Find the lines that hold the word "Chương" and return them.

########################################

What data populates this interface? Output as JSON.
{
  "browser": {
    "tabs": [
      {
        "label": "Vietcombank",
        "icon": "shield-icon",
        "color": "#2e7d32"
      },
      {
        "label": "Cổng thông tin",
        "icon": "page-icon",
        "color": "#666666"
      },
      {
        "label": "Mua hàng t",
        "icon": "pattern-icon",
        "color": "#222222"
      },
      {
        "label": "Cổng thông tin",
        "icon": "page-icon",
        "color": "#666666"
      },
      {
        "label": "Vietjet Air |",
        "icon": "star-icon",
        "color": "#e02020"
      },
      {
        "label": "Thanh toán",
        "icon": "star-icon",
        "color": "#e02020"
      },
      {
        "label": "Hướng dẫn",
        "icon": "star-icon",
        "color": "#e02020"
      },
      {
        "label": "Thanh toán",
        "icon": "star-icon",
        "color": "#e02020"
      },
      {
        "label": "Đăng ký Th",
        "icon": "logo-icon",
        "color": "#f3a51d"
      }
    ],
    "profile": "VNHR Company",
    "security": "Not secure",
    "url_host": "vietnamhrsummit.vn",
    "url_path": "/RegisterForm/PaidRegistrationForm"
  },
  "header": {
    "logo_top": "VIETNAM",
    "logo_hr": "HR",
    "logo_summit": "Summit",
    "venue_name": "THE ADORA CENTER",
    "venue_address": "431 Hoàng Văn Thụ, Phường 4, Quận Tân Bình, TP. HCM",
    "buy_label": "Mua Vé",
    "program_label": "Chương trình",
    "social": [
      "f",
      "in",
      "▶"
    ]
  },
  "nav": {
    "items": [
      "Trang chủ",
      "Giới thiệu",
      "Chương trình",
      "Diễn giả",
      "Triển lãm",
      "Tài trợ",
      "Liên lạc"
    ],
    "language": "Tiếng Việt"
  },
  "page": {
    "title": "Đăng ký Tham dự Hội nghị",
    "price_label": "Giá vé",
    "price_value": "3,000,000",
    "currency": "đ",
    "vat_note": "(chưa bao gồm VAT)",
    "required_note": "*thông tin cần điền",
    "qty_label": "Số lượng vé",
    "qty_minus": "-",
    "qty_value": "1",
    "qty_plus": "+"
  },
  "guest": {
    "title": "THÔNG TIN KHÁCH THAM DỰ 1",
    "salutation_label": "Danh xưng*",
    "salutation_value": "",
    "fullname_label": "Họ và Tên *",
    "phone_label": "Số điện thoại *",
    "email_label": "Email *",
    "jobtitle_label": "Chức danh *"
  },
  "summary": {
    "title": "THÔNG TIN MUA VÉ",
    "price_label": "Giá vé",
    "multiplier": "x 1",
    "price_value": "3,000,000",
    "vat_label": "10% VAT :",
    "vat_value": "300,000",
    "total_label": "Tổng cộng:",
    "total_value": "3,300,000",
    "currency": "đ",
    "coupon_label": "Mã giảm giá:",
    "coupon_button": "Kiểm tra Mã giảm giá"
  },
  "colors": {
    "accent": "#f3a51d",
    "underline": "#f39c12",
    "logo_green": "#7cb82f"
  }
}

########################################

## Response to the task
    "program_label": "Chương trình",
      "Chương trình",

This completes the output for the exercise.